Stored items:
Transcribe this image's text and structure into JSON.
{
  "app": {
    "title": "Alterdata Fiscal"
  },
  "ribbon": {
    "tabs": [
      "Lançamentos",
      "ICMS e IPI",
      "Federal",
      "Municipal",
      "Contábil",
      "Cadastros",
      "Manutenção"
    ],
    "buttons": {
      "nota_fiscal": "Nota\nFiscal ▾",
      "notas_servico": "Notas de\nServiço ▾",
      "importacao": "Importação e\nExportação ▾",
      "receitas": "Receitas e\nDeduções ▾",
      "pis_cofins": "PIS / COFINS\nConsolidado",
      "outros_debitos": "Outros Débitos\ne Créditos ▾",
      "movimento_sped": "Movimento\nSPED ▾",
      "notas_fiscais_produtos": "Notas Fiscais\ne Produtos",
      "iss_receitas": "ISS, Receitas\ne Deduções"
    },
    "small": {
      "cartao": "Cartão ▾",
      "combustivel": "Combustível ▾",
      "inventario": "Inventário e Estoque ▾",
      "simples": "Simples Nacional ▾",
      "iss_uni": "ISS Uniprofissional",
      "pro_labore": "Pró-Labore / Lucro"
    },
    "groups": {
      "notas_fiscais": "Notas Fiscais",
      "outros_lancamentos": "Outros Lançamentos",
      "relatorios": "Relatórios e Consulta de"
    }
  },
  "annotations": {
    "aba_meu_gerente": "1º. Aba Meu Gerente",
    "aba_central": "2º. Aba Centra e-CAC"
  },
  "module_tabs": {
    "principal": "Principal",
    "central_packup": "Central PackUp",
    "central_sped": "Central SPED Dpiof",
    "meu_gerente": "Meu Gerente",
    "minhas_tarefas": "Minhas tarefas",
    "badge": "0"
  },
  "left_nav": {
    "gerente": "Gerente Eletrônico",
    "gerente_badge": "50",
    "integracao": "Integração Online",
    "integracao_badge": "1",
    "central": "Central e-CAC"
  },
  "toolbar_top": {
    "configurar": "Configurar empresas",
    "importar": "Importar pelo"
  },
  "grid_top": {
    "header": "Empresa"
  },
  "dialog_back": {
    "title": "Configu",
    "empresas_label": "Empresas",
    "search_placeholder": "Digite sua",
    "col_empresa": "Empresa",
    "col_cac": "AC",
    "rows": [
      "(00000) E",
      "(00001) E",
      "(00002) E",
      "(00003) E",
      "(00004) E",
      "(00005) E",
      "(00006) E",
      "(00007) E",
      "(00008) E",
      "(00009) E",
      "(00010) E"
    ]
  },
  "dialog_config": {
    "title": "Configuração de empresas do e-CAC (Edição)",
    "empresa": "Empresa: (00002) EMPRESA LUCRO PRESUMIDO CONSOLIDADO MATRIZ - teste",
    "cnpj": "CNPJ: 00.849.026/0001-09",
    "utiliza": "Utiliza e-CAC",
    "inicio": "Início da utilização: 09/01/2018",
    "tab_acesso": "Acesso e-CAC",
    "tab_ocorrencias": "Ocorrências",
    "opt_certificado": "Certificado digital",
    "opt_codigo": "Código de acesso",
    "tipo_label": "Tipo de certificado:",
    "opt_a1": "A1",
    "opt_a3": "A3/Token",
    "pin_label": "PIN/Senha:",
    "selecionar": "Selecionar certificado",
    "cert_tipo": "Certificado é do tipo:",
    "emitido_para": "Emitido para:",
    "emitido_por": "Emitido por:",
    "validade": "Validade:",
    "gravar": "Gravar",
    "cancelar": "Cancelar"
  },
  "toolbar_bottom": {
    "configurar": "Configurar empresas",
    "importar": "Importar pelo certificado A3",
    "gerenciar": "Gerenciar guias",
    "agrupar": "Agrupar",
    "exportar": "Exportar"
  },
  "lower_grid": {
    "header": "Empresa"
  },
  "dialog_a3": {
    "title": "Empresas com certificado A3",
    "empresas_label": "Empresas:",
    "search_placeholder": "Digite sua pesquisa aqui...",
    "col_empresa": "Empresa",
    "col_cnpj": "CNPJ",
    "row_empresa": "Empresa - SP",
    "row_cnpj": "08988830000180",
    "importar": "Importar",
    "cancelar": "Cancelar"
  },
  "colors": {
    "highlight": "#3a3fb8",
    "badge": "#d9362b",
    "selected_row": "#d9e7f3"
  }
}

** Problem description **
Reproduce the records above exactly.

** Written answer **
Transcribe this image's text and structure into JSON.
{
  "app": {
    "title": "Alterdata Fiscal"
  },
  "ribbon": {
    "tabs": [
      "Lançamentos",
      "ICMS e IPI",
      "Federal",
      "Municipal",
      "Contábil",
      "Cadastros",
      "Manutenção"
    ],
    "buttons": {
      "nota_fiscal": "Nota\nFiscal ▾",
      "notas_servico": "Notas de\nServiço ▾",
      "importacao": "Importação e\nExportação ▾",
      "receitas": "Receitas e\nDeduções ▾",
      "pis_cofins": "PIS / COFINS\nConsolidado",
      "outros_debitos": "Outros Débitos\ne Créditos ▾",
      "movimento_sped": "Movimento\nSPED ▾",
      "notas_fiscais_produtos": "Notas Fiscais\ne Produtos",
      "iss_receitas": "ISS, Receitas\ne Deduções"
    },
    "small": {
      "cartao": "Cartão ▾",
      "combustivel": "Combustível ▾",
      "inventario": "Inventário e Estoque ▾",
      "simples": "Simples Nacional ▾",
      "iss_uni": "ISS Uniprofissional",
      "pro_labore": "Pró-Labore / Lucro"
    },
    "groups": {
      "notas_fiscais": "Notas Fiscais",
      "outros_lancamentos": "Outros Lançamentos",
      "relatorios": "Relatórios e Consulta de"
    }
  },
  "annotations": {
    "aba_meu_gerente": "1º. Aba Meu Gerente",
    "aba_central": "2º. Aba Centra e-CAC"
  },
  "module_tabs": {
    "principal": "Principal",
    "central_packup": "Central PackUp",
    "central_sped": "Central SPED Dpiof",
    "meu_gerente": "Meu Gerente",
    "minhas_tarefas": "Minhas tarefas",
    "badge": "0"
  },
  "left_nav": {
    "gerente": "Gerente Eletrônico",
    "gerente_badge": "50",
    "integracao": "Integração Online",
    "integracao_badge": "1",
    "central": "Central e-CAC"
  },
  "toolbar_top": {
    "configurar": "Configurar empresas",
    "importar": "Importar pelo"
  },
  "grid_top": {
    "header": "Empresa"
  },
  "dialog_back": {
    "title": "Configu",
    "empresas_label": "Empresas",
    "search_placeholder": "Digite sua",
    "col_empresa": "Empresa",
    "col_cac": "AC",
    "rows": [
      "(00000) E",
      "(00001) E",
      "(00002) E",
      "(00003) E",
      "(00004) E",
      "(00005) E",
      "(00006) E",
      "(00007) E",
      "(00008) E",
      "(00009) E",
      "(00010) E"
    ]
  },
  "dialog_config": {
    "title": "Configuração de empresas do e-CAC (Edição)",
    "empresa": "Empresa: (00002) EMPRESA LUCRO PRESUMIDO CONSOLIDADO MATRIZ - teste",
    "cnpj": "CNPJ: 00.849.026/0001-09",
    "utiliza": "Utiliza e-CAC",
    "inicio": "Início da utilização: 09/01/2018",
    "tab_acesso": "Acesso e-CAC",
    "tab_ocorrencias": "Ocorrências",
    "opt_certificado": "Certificado digital",
    "opt_codigo": "Código de acesso",
    "tipo_label": "Tipo de certificado:",
    "opt_a1": "A1",
    "opt_a3": "A3/Token",
    "pin_label": "PIN/Senha:",
    "selecionar": "Selecionar certificado",
    "cert_tipo": "Certificado é do tipo:",
    "emitido_para": "Emitido para:",
    "emitido_por": "Emitido por:",
    "validade": "Validade:",
    "gravar": "Gravar",
    "cancelar": "Cancelar"
  },
  "toolbar_bottom": {
    "configurar": "Configurar empresas",
    "importar": "Importar pelo certificado A3",
    "gerenciar": "Gerenciar guias",
    "agrupar": "Agrupar",
    "exportar": "Exportar"
  },
  "lower_grid": {
    "header": "Empresa"
  },
  "dialog_a3": {
    "title": "Empresas com certificado A3",
    "empresas_label": "Empresas:",
    "search_placeholder": "Digite sua pesquisa aqui...",
    "col_empresa": "Empresa",
    "col_cnpj": "CNPJ",
    "row_empresa": "Empresa - SP",
    "row_cnpj": "08988830000180",
    "importar": "Importar",
    "cancelar": "Cancelar"
  },
  "colors": {
    "highlight": "#3a3fb8",
    "badge": "#d9362b",
    "selected_row": "#d9e7f3"
  }
}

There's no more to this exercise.